### Consigne A
Dans le texte ci-dessous sur la présentation du rapport du FMI à Kara, mettez sous forme de liste le paragraphe qui commence par « Le rapport du FMI indique » en gardant ses faits principaux.
### Consigne B
Reprenez le texte ci-dessous sur la présentation du rapport du FMI à Kara et poursuivez-le à partir de sa dernière phrase.

### Texte fourni
━━━━━━
La rencontre a connu la présence du ministre de l’Économie et des Finances, Essowè Georges Barcola, de la représentante résidente du FMI au Togo, Rachéeda Boukezia, des autorités administratives, des universitaires, des représentants du secteur privé et des étudiants.
En délocalisant cette présentation à Kara, le FMI entend favoriser un dialogue plus large autour des enjeux économiques et impliquer davantage les populations de l’intérieur du pays aux réflexions sur le développement.
Le rapport du FMI indique que l’Afrique subsaharienne a enregistré une croissance de 4,3 % en 2025, accompagnée d’un recul de l’inflation et d’une amélioration des équilibres macroéconomiques. Ces résultats demeurent néanmoins fragilisés par les tensions géopolitiques, la baisse de l’aide publique au développement, le ralentissement du commerce mondial et les risques climatiques.
━━━━━━
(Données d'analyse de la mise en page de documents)
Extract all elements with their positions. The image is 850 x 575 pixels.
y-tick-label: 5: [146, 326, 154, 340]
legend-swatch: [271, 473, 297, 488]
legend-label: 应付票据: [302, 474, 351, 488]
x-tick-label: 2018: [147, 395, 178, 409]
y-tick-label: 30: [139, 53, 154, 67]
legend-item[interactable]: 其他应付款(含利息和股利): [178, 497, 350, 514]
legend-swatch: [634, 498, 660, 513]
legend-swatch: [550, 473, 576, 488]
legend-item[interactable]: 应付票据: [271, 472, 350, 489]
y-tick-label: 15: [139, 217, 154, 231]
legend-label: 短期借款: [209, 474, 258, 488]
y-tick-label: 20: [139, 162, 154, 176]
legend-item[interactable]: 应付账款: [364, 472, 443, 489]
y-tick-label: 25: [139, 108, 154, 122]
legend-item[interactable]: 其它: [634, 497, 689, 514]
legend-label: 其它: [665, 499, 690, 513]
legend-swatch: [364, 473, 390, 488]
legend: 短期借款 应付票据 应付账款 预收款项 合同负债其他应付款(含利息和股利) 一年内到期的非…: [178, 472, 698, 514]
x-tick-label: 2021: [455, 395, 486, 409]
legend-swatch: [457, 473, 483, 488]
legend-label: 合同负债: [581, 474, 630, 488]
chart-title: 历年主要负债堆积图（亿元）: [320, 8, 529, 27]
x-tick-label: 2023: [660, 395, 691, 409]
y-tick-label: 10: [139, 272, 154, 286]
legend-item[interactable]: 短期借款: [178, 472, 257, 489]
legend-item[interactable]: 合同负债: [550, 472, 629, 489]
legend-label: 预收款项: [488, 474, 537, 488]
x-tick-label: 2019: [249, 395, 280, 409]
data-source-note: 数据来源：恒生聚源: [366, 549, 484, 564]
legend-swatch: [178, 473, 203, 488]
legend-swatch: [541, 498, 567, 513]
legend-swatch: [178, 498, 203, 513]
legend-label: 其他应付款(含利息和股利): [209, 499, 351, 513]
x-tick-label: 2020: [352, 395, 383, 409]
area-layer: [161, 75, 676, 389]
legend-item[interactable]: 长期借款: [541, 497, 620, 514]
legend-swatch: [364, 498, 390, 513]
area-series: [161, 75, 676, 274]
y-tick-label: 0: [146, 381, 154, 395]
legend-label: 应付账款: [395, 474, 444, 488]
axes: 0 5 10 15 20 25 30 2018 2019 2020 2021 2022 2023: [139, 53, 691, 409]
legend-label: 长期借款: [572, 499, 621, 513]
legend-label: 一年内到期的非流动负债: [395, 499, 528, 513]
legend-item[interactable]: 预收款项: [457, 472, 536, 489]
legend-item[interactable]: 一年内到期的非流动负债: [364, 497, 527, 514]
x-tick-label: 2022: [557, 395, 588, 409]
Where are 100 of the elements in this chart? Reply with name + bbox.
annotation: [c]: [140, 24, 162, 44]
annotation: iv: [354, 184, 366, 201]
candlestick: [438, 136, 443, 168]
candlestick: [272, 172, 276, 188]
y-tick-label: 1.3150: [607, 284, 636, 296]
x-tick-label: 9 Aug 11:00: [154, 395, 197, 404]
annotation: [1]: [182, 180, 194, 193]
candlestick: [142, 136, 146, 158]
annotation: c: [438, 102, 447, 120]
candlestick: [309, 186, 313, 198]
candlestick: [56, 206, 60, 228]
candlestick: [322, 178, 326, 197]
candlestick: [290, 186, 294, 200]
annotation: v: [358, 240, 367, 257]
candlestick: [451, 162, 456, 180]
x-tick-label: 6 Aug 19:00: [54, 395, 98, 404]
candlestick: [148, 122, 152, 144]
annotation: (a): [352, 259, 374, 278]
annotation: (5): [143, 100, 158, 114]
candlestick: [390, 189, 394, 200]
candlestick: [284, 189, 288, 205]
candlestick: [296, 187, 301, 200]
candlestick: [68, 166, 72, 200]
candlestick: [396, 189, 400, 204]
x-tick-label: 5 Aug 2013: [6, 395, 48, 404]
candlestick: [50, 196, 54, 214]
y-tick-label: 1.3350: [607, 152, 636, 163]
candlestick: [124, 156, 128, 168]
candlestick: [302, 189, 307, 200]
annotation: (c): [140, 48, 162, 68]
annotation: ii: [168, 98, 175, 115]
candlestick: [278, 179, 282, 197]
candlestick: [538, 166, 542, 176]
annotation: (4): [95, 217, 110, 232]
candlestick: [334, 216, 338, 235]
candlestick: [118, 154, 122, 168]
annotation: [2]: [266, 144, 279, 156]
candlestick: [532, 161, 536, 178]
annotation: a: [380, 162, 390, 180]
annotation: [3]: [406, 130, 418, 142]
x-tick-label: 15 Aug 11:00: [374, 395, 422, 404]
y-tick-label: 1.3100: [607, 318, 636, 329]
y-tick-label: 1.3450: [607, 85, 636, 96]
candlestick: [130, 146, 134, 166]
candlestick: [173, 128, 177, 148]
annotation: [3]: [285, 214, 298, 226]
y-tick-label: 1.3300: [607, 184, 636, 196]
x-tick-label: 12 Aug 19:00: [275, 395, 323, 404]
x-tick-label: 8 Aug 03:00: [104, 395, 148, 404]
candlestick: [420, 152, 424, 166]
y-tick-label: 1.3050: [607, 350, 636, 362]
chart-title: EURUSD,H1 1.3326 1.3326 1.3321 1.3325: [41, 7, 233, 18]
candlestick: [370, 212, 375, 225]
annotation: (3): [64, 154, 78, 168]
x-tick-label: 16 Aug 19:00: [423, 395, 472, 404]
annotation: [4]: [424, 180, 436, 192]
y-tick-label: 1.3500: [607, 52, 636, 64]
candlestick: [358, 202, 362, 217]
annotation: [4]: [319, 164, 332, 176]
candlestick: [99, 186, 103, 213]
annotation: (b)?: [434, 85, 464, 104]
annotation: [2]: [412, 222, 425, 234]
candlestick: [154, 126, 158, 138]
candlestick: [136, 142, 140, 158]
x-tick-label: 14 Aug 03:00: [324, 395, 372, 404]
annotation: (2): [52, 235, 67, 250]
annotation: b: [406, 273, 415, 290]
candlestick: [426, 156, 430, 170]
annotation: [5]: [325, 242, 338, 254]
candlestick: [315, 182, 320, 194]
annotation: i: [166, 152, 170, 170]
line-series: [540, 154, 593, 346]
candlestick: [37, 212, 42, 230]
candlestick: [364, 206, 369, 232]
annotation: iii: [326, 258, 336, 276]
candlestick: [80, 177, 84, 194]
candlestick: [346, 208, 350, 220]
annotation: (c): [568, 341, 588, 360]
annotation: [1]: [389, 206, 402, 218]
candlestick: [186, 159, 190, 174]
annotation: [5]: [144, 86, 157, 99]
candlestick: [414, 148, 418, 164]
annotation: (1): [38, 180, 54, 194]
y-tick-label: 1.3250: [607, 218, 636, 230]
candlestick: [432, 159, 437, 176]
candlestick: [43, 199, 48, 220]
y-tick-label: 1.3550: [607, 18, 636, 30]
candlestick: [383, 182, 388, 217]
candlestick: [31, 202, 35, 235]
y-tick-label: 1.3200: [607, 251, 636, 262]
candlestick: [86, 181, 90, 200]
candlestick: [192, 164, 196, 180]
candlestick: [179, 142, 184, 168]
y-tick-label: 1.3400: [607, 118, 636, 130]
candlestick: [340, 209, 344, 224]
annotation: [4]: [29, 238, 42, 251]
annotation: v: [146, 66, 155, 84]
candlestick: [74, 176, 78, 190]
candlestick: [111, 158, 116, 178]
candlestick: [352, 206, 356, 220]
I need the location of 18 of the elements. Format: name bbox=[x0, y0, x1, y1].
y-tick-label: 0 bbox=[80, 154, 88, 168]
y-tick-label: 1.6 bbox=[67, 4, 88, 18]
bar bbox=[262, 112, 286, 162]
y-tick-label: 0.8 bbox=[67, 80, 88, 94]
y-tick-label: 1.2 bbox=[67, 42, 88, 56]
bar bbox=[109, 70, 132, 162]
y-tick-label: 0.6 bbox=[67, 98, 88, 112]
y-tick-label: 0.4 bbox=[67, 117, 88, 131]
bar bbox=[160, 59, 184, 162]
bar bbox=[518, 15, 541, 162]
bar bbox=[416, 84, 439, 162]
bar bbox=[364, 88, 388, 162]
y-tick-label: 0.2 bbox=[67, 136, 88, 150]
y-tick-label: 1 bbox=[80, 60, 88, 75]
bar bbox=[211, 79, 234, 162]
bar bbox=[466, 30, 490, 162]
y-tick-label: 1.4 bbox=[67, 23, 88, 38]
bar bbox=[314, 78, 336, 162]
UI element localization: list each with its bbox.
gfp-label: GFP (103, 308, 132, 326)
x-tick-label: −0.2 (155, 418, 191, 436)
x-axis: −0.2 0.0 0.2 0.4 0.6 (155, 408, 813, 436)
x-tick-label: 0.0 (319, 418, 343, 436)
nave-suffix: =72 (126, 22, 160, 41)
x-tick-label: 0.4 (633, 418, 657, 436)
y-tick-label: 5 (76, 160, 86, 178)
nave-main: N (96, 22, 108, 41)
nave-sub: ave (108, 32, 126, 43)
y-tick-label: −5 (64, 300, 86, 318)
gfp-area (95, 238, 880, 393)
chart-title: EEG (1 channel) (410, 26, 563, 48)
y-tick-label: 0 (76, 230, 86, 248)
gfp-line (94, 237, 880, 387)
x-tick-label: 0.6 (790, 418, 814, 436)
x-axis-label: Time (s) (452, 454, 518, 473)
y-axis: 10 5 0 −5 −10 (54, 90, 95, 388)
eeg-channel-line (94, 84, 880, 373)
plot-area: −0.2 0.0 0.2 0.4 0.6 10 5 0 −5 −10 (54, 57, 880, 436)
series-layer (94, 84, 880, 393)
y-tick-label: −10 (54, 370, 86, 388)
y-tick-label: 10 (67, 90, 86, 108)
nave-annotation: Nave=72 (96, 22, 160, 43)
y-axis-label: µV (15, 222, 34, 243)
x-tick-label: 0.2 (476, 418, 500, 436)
━━━━━━
### Réponse A
- En 2025, l'Afrique subsaharienne a enregistré une croissance de 4,3 %.
- L'inflation a reculé et les équilibres macroéconomiques se sont améliorés.
- Ces résultats restent fragilisés par les tensions géopolitiques, la baisse de l'aide publique au développement, le ralentissement du commerce mondial et les risques climatiques.

### Réponse B
Pour la représentante résidente du FMI, ces acquis devront être consolidés grâce à des réformes structurelles, une meilleure mobilisation des recettes publiques et un environnement plus favorable à l’investissement privé.
Le ministre Essowè Georges Barcola a indiqué que les recommandations du FMI s’inscrivent dans les orientations de la future feuille de route gouvernementale 2026-2031, articulée autour des priorités « protéger, rassembler et transformer ».
Les échanges avec les étudiants, les universitaires et les opérateurs économiques ont clôturé cette rencontre, illustrant la volonté du FMI de rendre le débat économique plus accessible et plus proche des réalités des collectivités territoriales.